- [Objective] Can you recast the rows as a numbered list, starting with the first row and going on through the row that contains "478, 686, 492]", leaving out any blank lines?

Listings of boxed layout items:

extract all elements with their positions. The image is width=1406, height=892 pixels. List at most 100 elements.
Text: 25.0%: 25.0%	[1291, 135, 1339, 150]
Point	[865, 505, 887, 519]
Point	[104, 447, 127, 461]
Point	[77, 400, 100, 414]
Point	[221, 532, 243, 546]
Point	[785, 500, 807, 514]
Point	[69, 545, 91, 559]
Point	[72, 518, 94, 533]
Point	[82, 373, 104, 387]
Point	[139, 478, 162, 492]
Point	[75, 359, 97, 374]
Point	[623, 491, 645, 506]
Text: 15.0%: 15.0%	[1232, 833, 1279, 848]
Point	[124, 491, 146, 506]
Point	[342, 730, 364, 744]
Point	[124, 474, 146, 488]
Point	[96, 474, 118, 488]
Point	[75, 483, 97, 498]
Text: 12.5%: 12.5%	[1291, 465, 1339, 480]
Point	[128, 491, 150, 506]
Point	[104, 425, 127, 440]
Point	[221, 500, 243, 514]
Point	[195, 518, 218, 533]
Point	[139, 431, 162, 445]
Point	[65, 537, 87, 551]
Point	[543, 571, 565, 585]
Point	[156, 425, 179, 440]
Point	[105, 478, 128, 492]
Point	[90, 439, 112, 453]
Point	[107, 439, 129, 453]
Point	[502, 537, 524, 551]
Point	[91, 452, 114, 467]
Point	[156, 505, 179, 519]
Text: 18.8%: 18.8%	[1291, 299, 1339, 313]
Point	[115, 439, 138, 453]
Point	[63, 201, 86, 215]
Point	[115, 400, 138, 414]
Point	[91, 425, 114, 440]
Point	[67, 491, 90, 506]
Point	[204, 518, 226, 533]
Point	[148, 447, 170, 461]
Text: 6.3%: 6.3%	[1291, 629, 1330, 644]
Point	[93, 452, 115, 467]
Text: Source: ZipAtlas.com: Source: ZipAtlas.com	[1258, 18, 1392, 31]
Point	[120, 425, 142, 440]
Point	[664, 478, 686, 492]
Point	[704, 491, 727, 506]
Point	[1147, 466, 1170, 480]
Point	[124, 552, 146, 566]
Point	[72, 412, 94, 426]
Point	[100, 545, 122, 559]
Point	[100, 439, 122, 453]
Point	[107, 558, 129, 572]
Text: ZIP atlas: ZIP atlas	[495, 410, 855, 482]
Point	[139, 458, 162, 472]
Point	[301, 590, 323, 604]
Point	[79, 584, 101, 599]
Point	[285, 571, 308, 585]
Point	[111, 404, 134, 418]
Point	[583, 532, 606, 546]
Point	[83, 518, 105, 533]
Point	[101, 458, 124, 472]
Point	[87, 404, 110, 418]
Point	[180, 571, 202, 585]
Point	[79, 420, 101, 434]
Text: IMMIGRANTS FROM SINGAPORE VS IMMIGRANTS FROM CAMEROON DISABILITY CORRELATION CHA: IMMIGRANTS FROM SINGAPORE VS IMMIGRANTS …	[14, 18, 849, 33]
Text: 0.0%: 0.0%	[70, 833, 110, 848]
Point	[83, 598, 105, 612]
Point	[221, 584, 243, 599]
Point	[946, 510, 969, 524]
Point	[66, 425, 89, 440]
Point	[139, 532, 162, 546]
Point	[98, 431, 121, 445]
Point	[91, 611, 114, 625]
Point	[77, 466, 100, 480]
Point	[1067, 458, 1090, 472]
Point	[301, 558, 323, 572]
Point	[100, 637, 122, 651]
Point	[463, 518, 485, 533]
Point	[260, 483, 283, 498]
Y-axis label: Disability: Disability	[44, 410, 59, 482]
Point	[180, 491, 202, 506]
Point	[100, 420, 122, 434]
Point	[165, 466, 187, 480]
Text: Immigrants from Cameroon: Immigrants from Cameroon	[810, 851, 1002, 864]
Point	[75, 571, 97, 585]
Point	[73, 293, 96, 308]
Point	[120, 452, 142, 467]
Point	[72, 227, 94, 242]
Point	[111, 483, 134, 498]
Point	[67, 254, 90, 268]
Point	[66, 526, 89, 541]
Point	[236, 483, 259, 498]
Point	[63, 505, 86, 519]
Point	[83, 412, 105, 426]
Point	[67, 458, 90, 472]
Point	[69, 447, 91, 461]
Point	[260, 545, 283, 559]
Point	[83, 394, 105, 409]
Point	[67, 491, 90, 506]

- [Solution for this task]
1. extract all elements with their positions. The image is width=1406, height=892 pixels. List at most 100 elements.
2. Text: 25.0%: 25.0%	[1291, 135, 1339, 150]
3. Point	[865, 505, 887, 519]
4. Point	[104, 447, 127, 461]
5. Point	[77, 400, 100, 414]
6. Point	[221, 532, 243, 546]
7. Point	[785, 500, 807, 514]
8. Point	[69, 545, 91, 559]
9. Point	[72, 518, 94, 533]
10. Point	[82, 373, 104, 387]
11. Point	[139, 478, 162, 492]
12. Point	[75, 359, 97, 374]
13. Point	[623, 491, 645, 506]
14. Text: 15.0%: 15.0%	[1232, 833, 1279, 848]
15. Point	[124, 491, 146, 506]
16. Point	[342, 730, 364, 744]
17. Point	[124, 474, 146, 488]
18. Point	[96, 474, 118, 488]
19. Point	[75, 483, 97, 498]
20. Text: 12.5%: 12.5%	[1291, 465, 1339, 480]
21. Point	[128, 491, 150, 506]
22. Point	[104, 425, 127, 440]
23. Point	[221, 500, 243, 514]
24. Point	[195, 518, 218, 533]
25. Point	[139, 431, 162, 445]
26. Point	[65, 537, 87, 551]
27. Point	[543, 571, 565, 585]
28. Point	[156, 425, 179, 440]
29. Point	[105, 478, 128, 492]
30. Point	[90, 439, 112, 453]
31. Point	[107, 439, 129, 453]
32. Point	[502, 537, 524, 551]
33. Point	[91, 452, 114, 467]
34. Point	[156, 505, 179, 519]
35. Text: 18.8%: 18.8%	[1291, 299, 1339, 313]
36. Point	[115, 439, 138, 453]
37. Point	[63, 201, 86, 215]
38. Point	[115, 400, 138, 414]
39. Point	[91, 425, 114, 440]
40. Point	[67, 491, 90, 506]
41. Point	[204, 518, 226, 533]
42. Point	[148, 447, 170, 461]
43. Text: 6.3%: 6.3%	[1291, 629, 1330, 644]
44. Point	[93, 452, 115, 467]
45. Text: Source: ZipAtlas.com: Source: ZipAtlas.com	[1258, 18, 1392, 31]
46. Point	[120, 425, 142, 440]
47. Point	[664, 478, 686, 492]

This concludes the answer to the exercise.